◆ **TASK DIRECTIONS**: Go through the entries and transcribe each one exactly, dropping the pictures.

◆ **DATA EXTRACT**:
......

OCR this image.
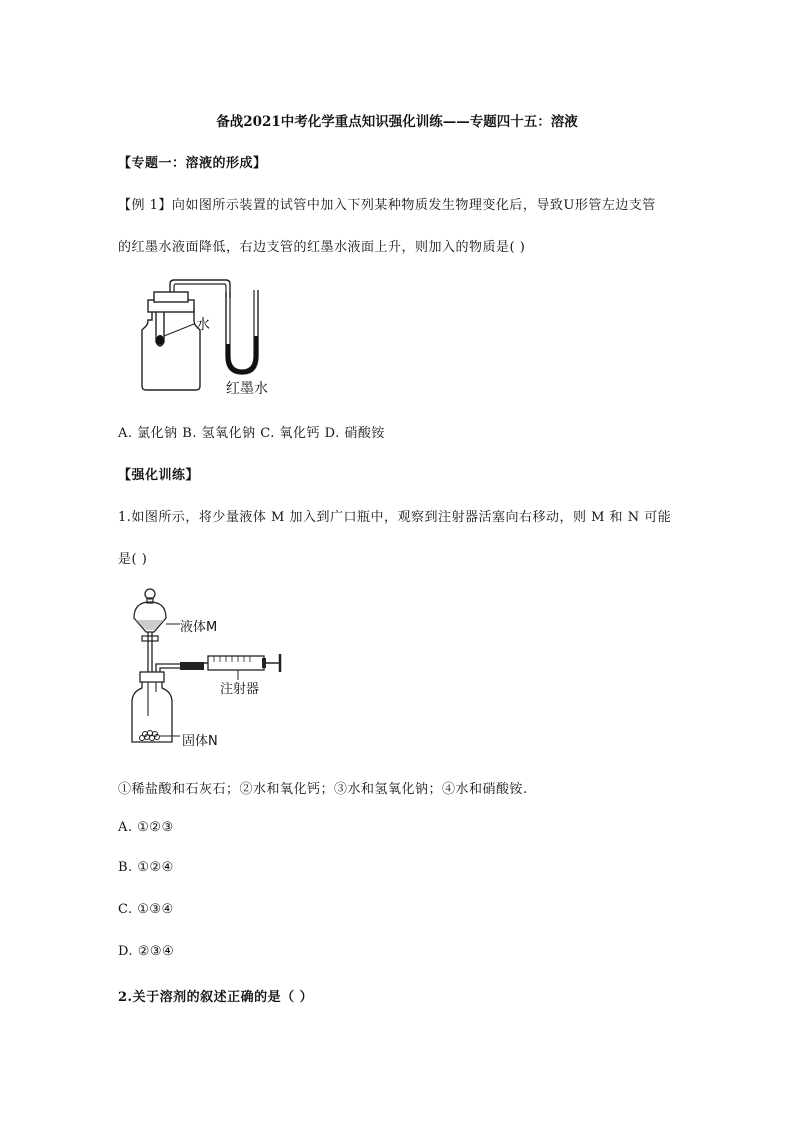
备战2021中考化学重点知识强化训练——专题四十五：溶液
【专题一：溶液的形成】
【例 1】向如图所示装置的试管中加入下列某种物质发生物理变化后，导致U形管左边支管
的红墨水液面降低，右边支管的红墨水液面上升，则加入的物质是( )
水
红墨水
A. 氯化钠 B. 氢氧化钠 C. 氧化钙 D. 硝酸铵
【强化训练】
1.如图所示，将少量液体 M 加入到广口瓶中，观察到注射器活塞向右移动，则 M 和 N 可能
是( )
液体M
注射器
固体N
①稀盐酸和石灰石；②水和氧化钙；③水和氢氧化钠；④水和硝酸铵.
A. ①②③
B. ①②④
C. ①③④
D. ②③④
2.关于溶剂的叙述正确的是（ ）
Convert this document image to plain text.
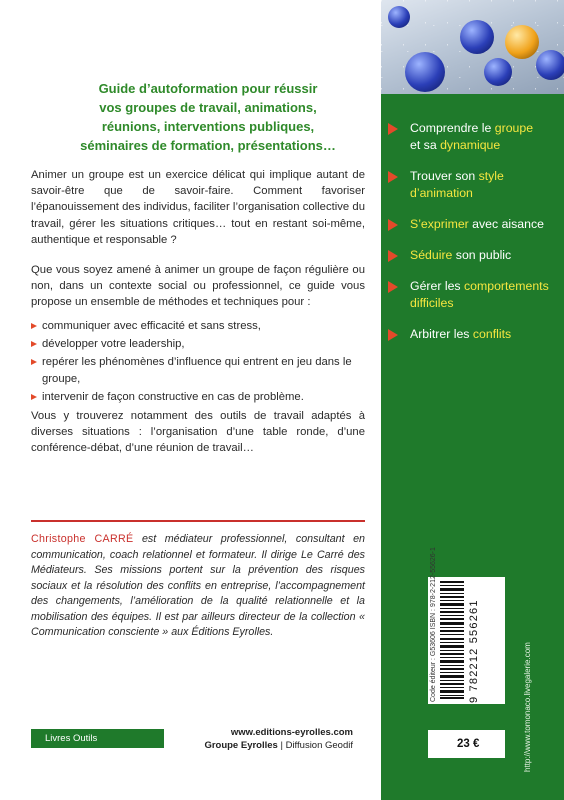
Comprendre le groupe
et sa dynamique
Trouver son style
d’animation
S’exprimer avec aisance
Séduire son public
Gérer les comportements
difficiles
Arbitrer les conflits
Guide d’autoformation pour réussir
vos groupes de travail, animations,
réunions, interventions publiques,
séminaires de formation, présentations…
Animer un groupe est un exercice délicat qui implique autant de savoir-être que de savoir-faire. Comment favoriser l’épanouissement des individus, faciliter l’organisation collective du travail, gérer les situations critiques… tout en restant soi-même, authentique et responsable ?
Que vous soyez amené à animer un groupe de façon régulière ou non, dans un contexte social ou professionnel, ce guide vous propose un ensemble de méthodes et techniques pour :
communiquer avec efficacité et sans stress,
développer votre leadership,
repérer les phénomènes d’influence qui entrent en jeu dans le groupe,
intervenir de façon constructive en cas de problème.
Vous y trouverez notamment des outils de travail adaptés à diverses situations : l’organisation d’une table ronde, d’une conférence-débat, d’une réunion de travail…
Christophe CARRÉ est médiateur professionnel, consultant en communication, coach relationnel et formateur. Il dirige Le Carré des Médiateurs. Ses missions portent sur la prévention des risques sociaux et la résolution des conflits en entreprise, l’accompagnement des changements, l’amélioration de la qualité relationnelle et la mobilisation des équipes. Il est par ailleurs directeur de la collection « Communication consciente » aux Éditions Eyrolles.
Livres Outils
www.editions-eyrolles.com
Groupe Eyrolles | Diffusion Geodif
Code éditeur : G53606 ISBN : 978-2-212-55626-1	9 782212 556261
23 €	http://www.tomonaco.livegalerie.com
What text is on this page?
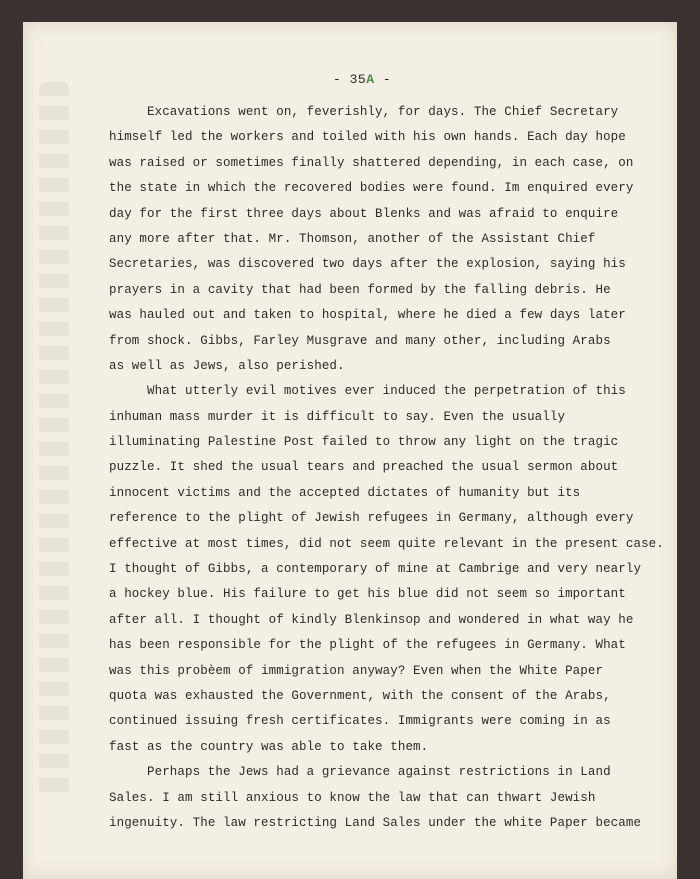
- 35A -
Excavations went on, feverishly, for days. The Chief Secretary
himself led the workers and toiled with his own hands. Each day hope
was raised or sometimes finally shattered depending, in each case, on
the state in which the recovered bodies were found. Im enquired every
day for the first three days about Blenks and was afraid to enquire
any more after that. Mr. Thomson, another of the Assistant Chief
Secretaries, was discovered two days after the explosion, saying his
prayers in a cavity that had been formed by the falling debris. He
was hauled out and taken to hospital, where he died a few days later
from shock. Gibbs, Farley Musgrave and many other, including Arabs
as well as Jews, also perished.
What utterly evil motives ever induced the perpetration of this
inhuman mass murder it is difficult to say. Even the usually
illuminating Palestine Post failed to throw any light on the tragic
puzzle. It shed the usual tears and preached the usual sermon about
innocent victims and the accepted dictates of humanity but its
reference to the plight of Jewish refugees in Germany, although every
effective at most times, did not seem quite relevant in the present case.
I thought of Gibbs, a contemporary of mine at Cambrige and very nearly
a hockey blue. His failure to get his blue did not seem so important
after all. I thought of kindly Blenkinsop and wondered in what way he
has been responsible for the plight of the refugees in Germany. What
was this probèem of immigration anyway? Even when the White Paper
quota was exhausted the Government, with the consent of the Arabs,
continued issuing fresh certificates. Immigrants were coming in as
fast as the country was able to take them.
Perhaps the Jews had a grievance against restrictions in Land
Sales. I am still anxious to know the law that can thwart Jewish
ingenuity. The law restricting Land Sales under the white Paper became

......

◆ **COMPLETED EXERCISE**:
OCR this image.
备战2021中考化学重点知识强化训练——专题四十五：溶液
【专题一：溶液的形成】
【例 1】向如图所示装置的试管中加入下列某种物质发生物理变化后，导致U形管左边支管
的红墨水液面降低，右边支管的红墨水液面上升，则加入的物质是( )
水
红墨水
A. 氯化钠 B. 氢氧化钠 C. 氧化钙 D. 硝酸铵
【强化训练】
1.如图所示，将少量液体 M 加入到广口瓶中，观察到注射器活塞向右移动，则 M 和 N 可能
是( )
液体M
注射器
固体N
①稀盐酸和石灰石；②水和氧化钙；③水和氢氧化钠；④水和硝酸铵.
A. ①②③
B. ①②④
C. ①③④
D. ②③④
2.关于溶剂的叙述正确的是（ ）
Convert this document image to plain text.
Comprendre le groupe
et sa dynamique
Trouver son style
d’animation
S’exprimer avec aisance
Séduire son public
Gérer les comportements
difficiles
Arbitrer les conflits
Guide d’autoformation pour réussir
vos groupes de travail, animations,
réunions, interventions publiques,
séminaires de formation, présentations…
Animer un groupe est un exercice délicat qui implique autant de savoir-être que de savoir-faire. Comment favoriser l’épanouissement des individus, faciliter l’organisation collective du travail, gérer les situations critiques… tout en restant soi-même, authentique et responsable ?
Que vous soyez amené à animer un groupe de façon régulière ou non, dans un contexte social ou professionnel, ce guide vous propose un ensemble de méthodes et techniques pour :
communiquer avec efficacité et sans stress,
développer votre leadership,
repérer les phénomènes d’influence qui entrent en jeu dans le groupe,
intervenir de façon constructive en cas de problème.
Vous y trouverez notamment des outils de travail adaptés à diverses situations : l’organisation d’une table ronde, d’une conférence-débat, d’une réunion de travail…
Christophe CARRÉ est médiateur professionnel, consultant en communication, coach relationnel et formateur. Il dirige Le Carré des Médiateurs. Ses missions portent sur la prévention des risques sociaux et la résolution des conflits en entreprise, l’accompagnement des changements, l’amélioration de la qualité relationnelle et la mobilisation des équipes. Il est par ailleurs directeur de la collection « Communication consciente » aux Éditions Eyrolles.
Livres Outils
www.editions-eyrolles.com
Groupe Eyrolles | Diffusion Geodif
Code éditeur : G53606 ISBN : 978-2-212-55626-1	9 782212 556261
23 €	http://www.tomonaco.livegalerie.com
What text is on this page?
- 35A -
Excavations went on, feverishly, for days. The Chief Secretary
himself led the workers and toiled with his own hands. Each day hope
was raised or sometimes finally shattered depending, in each case, on
the state in which the recovered bodies were found. Im enquired every
day for the first three days about Blenks and was afraid to enquire
any more after that. Mr. Thomson, another of the Assistant Chief
Secretaries, was discovered two days after the explosion, saying his
prayers in a cavity that had been formed by the falling debris. He
was hauled out and taken to hospital, where he died a few days later
from shock. Gibbs, Farley Musgrave and many other, including Arabs
as well as Jews, also perished.
What utterly evil motives ever induced the perpetration of this
inhuman mass murder it is difficult to say. Even the usually
illuminating Palestine Post failed to throw any light on the tragic
puzzle. It shed the usual tears and preached the usual sermon about
innocent victims and the accepted dictates of humanity but its
reference to the plight of Jewish refugees in Germany, although every
effective at most times, did not seem quite relevant in the present case.
I thought of Gibbs, a contemporary of mine at Cambrige and very nearly
a hockey blue. His failure to get his blue did not seem so important
after all. I thought of kindly Blenkinsop and wondered in what way he
has been responsible for the plight of the refugees in Germany. What
was this probèem of immigration anyway? Even when the White Paper
quota was exhausted the Government, with the consent of the Arabs,
continued issuing fresh certificates. Immigrants were coming in as
fast as the country was able to take them.
Perhaps the Jews had a grievance against restrictions in Land
Sales. I am still anxious to know the law that can thwart Jewish
ingenuity. The law restricting Land Sales under the white Paper became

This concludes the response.